Given instruction: For the listing below, give the number of lines in which "phần" occurs. Add nothing.

## Start Record excerpts

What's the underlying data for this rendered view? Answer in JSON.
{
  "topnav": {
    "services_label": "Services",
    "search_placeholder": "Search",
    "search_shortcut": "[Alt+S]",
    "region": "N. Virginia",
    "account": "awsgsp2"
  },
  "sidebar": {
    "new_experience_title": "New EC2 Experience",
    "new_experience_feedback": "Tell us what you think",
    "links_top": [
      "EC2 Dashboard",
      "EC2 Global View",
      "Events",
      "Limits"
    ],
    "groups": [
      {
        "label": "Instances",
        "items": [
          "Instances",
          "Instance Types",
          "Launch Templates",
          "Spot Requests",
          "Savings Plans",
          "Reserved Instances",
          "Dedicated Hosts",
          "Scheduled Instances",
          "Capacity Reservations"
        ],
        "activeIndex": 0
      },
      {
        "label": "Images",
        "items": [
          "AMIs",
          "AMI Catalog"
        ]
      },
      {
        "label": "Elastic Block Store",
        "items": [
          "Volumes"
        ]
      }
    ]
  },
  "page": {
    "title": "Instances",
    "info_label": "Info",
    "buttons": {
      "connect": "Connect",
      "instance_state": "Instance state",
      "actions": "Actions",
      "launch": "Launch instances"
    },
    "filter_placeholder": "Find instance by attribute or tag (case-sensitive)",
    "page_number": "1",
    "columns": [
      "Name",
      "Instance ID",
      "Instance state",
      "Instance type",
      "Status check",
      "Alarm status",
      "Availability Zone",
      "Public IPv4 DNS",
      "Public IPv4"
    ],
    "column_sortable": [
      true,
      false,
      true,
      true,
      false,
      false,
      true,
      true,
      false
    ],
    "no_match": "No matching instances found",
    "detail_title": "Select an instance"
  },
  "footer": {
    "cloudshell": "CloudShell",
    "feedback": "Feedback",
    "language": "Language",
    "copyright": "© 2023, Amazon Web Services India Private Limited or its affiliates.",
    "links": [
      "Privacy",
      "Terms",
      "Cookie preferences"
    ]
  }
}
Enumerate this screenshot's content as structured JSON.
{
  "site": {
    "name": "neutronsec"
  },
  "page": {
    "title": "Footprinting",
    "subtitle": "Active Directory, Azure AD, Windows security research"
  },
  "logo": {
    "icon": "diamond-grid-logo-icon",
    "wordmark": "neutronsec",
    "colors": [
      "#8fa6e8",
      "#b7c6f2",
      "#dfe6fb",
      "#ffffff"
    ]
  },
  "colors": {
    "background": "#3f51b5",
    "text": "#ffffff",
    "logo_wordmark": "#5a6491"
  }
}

## End Record excerpts
## Start Record excerpts

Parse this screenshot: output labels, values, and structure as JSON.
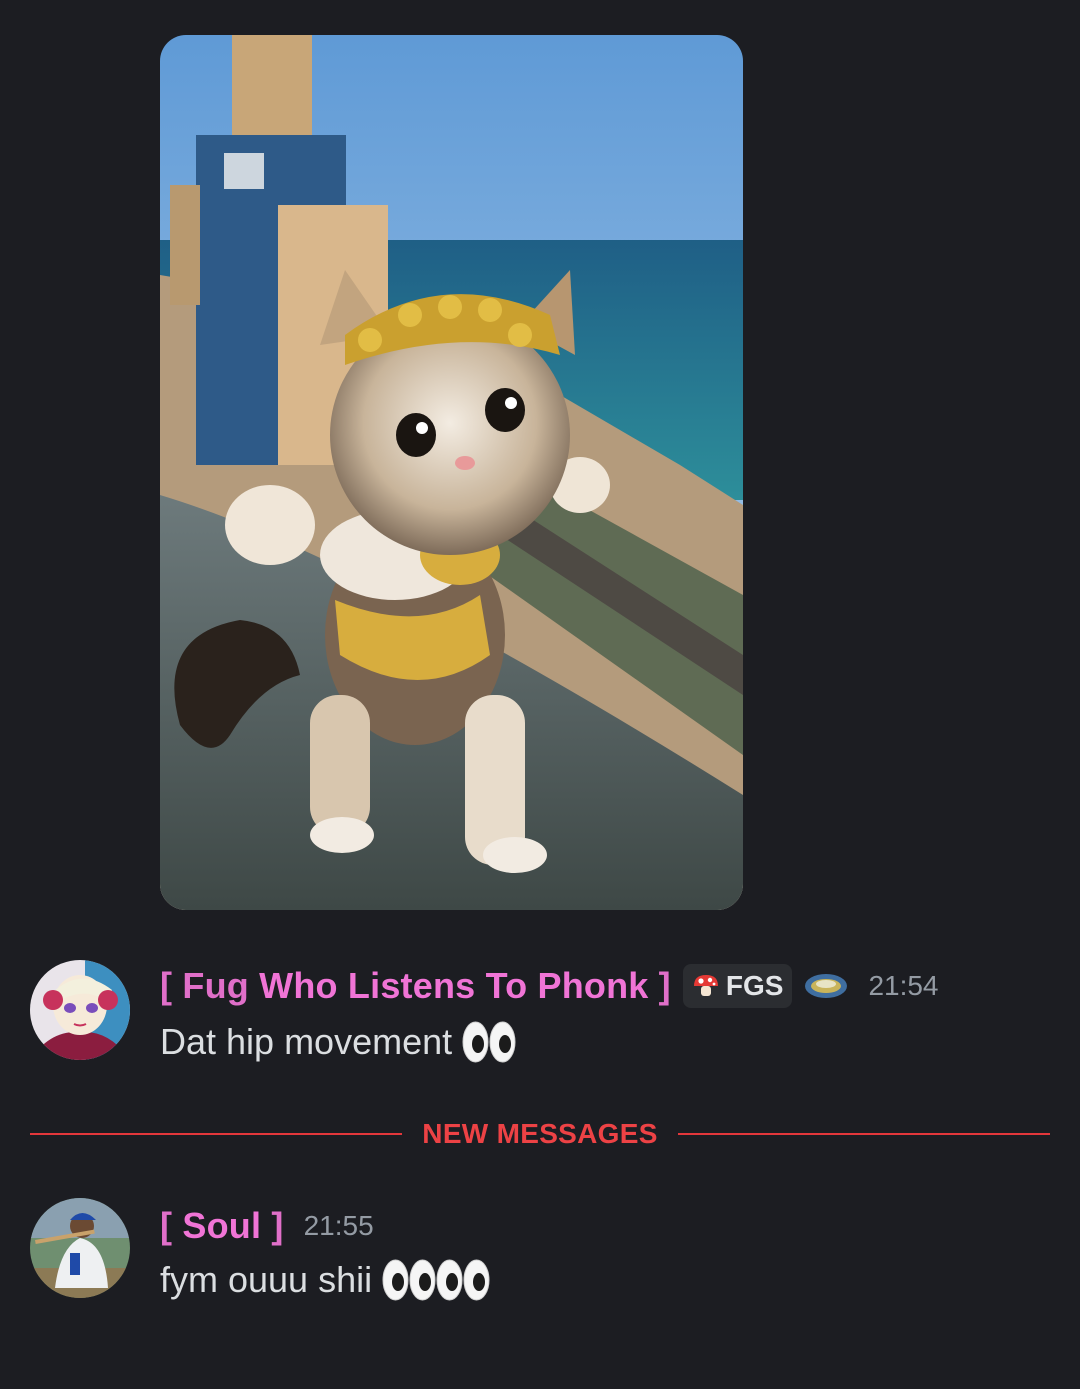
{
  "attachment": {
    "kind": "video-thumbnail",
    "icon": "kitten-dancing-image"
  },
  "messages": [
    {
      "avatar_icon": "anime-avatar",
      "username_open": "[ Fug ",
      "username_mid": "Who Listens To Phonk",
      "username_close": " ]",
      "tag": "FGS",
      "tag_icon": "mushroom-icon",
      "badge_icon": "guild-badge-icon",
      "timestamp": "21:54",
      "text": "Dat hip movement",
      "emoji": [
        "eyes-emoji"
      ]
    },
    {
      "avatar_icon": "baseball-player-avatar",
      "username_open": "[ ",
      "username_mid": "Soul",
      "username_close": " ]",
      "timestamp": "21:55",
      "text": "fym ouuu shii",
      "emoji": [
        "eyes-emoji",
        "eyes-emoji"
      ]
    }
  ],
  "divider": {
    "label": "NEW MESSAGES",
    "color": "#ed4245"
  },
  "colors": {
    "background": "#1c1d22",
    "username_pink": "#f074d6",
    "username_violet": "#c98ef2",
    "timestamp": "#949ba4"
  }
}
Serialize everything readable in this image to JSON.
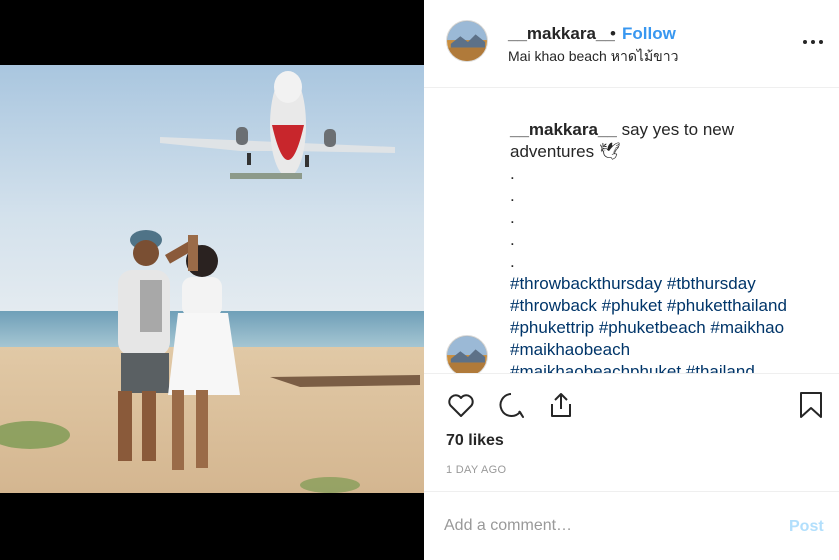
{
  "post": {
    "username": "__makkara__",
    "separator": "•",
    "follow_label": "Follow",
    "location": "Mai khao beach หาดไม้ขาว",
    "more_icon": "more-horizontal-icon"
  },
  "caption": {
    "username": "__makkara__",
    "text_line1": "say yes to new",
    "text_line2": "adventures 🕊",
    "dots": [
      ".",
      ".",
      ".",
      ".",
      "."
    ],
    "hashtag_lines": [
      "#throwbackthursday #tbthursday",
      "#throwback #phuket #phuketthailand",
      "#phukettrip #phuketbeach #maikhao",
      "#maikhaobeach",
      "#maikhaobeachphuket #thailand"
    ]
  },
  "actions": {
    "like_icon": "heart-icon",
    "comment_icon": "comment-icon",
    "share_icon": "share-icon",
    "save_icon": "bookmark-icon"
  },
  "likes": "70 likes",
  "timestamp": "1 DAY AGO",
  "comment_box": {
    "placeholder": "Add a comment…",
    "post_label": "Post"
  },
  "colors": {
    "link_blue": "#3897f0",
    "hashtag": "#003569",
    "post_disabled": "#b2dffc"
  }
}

## End Record excerpts
## Start Record excerpts

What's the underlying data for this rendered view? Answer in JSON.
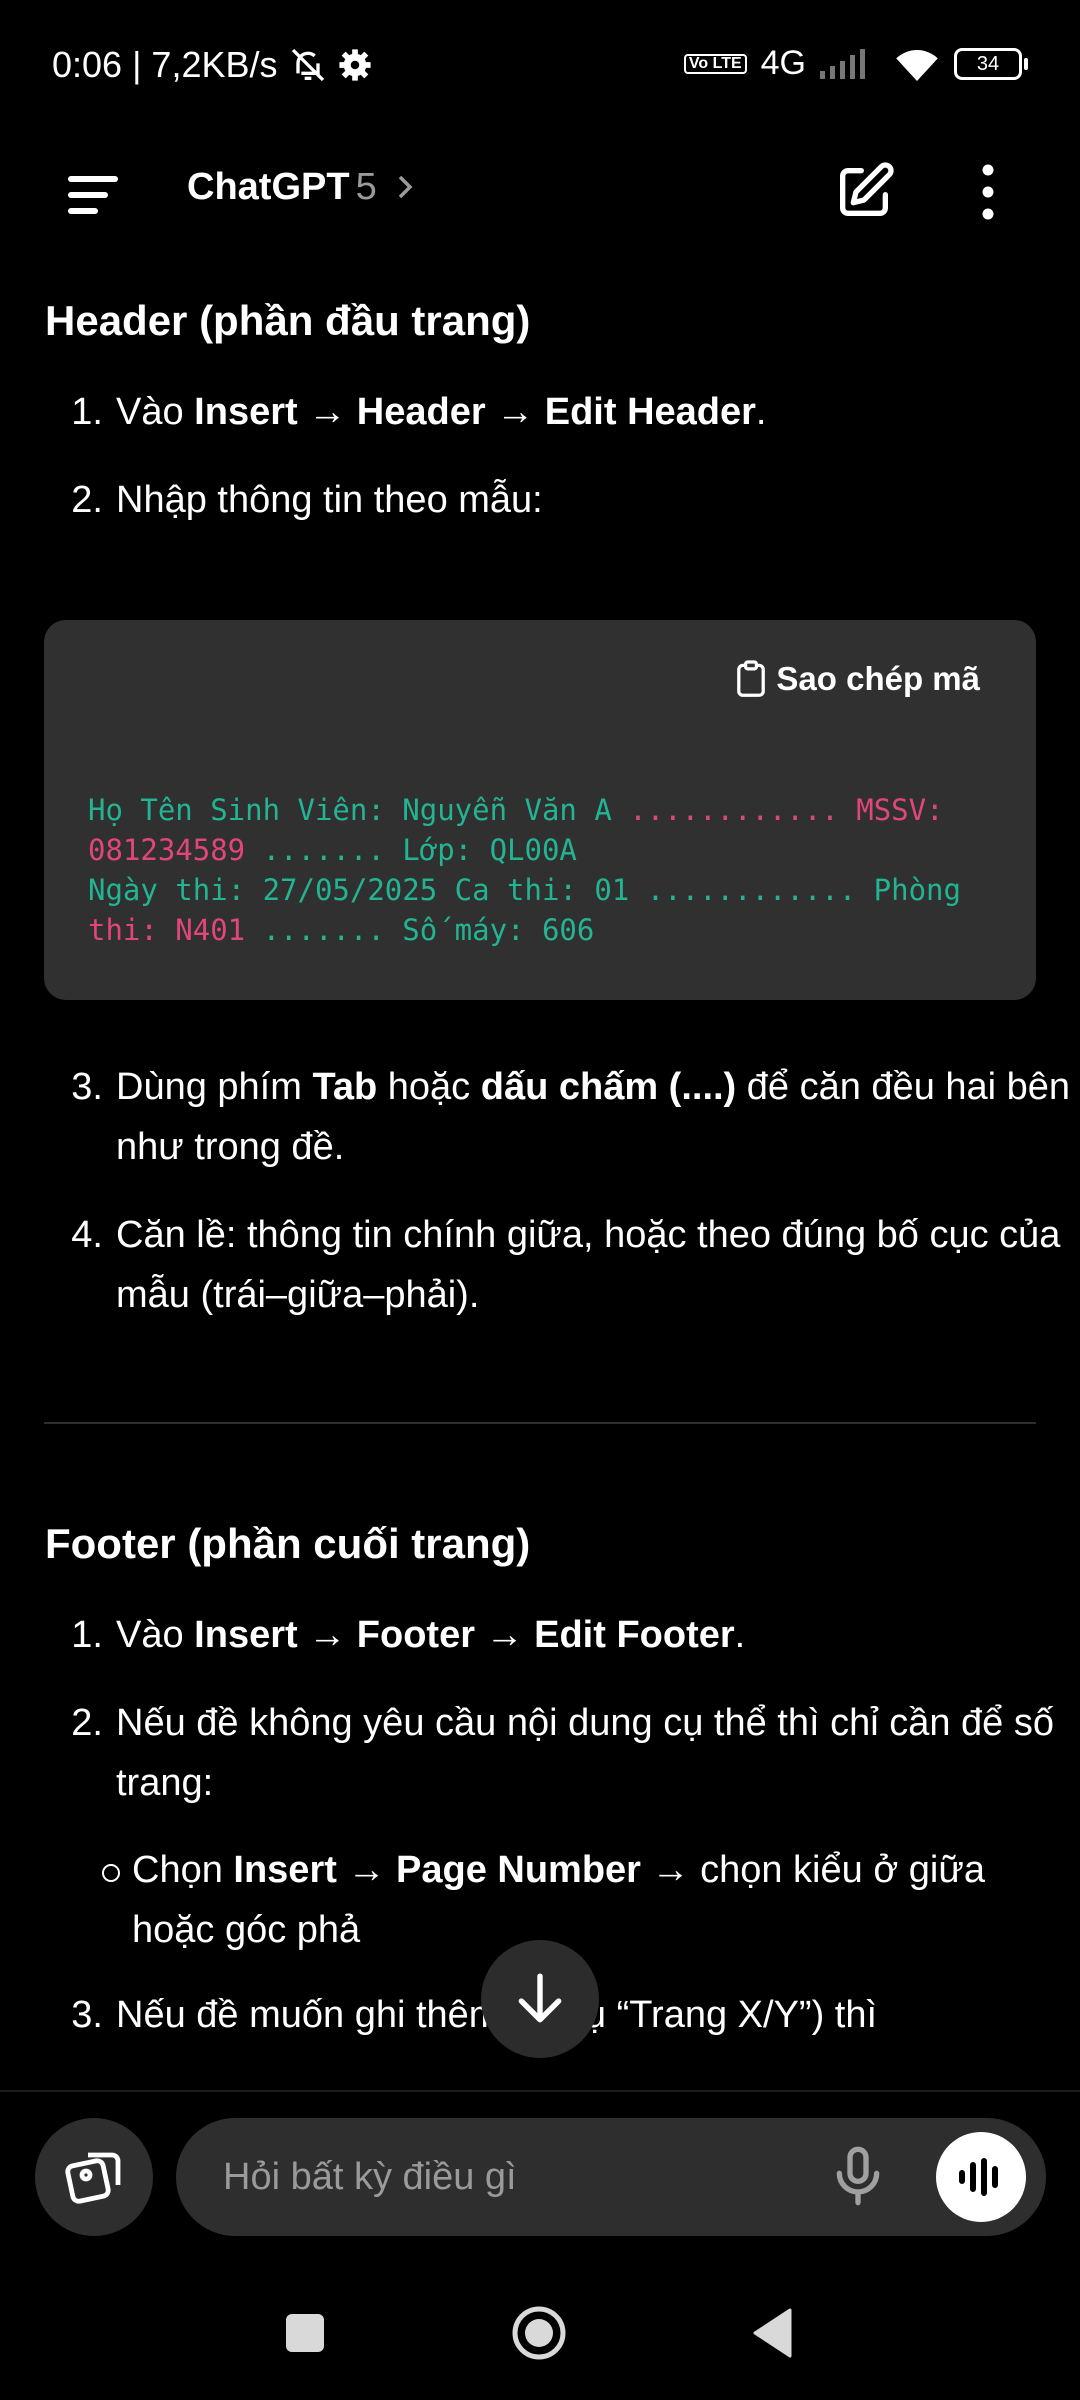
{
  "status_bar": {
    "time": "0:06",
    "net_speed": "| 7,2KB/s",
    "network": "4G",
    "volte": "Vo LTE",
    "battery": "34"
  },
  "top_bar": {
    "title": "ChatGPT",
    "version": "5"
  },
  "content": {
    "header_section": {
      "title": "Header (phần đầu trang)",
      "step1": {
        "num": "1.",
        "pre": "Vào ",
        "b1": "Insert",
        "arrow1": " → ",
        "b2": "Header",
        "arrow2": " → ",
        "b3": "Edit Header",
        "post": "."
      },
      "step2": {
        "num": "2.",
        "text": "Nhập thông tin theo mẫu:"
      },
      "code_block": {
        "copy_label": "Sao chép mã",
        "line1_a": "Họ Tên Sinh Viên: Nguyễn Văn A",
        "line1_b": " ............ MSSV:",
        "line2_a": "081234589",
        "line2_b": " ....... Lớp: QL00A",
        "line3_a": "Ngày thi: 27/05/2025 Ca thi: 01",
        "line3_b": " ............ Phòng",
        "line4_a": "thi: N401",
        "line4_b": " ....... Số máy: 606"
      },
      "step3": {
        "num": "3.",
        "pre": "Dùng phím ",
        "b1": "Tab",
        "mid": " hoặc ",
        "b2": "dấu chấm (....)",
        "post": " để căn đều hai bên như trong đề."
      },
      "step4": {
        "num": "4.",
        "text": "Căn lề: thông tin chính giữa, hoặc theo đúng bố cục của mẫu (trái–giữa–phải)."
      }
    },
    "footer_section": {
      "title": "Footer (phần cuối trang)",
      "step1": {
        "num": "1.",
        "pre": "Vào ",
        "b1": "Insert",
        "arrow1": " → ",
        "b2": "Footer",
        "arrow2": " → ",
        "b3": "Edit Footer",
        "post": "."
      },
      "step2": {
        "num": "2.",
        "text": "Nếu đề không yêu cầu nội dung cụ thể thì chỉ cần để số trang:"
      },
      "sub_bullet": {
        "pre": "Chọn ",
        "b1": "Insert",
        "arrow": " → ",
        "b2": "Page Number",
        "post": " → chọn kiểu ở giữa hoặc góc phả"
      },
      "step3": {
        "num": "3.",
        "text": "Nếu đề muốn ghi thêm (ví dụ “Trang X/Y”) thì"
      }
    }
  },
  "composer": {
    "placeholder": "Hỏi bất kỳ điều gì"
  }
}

## End Record excerpts

Solution to the exercise: 2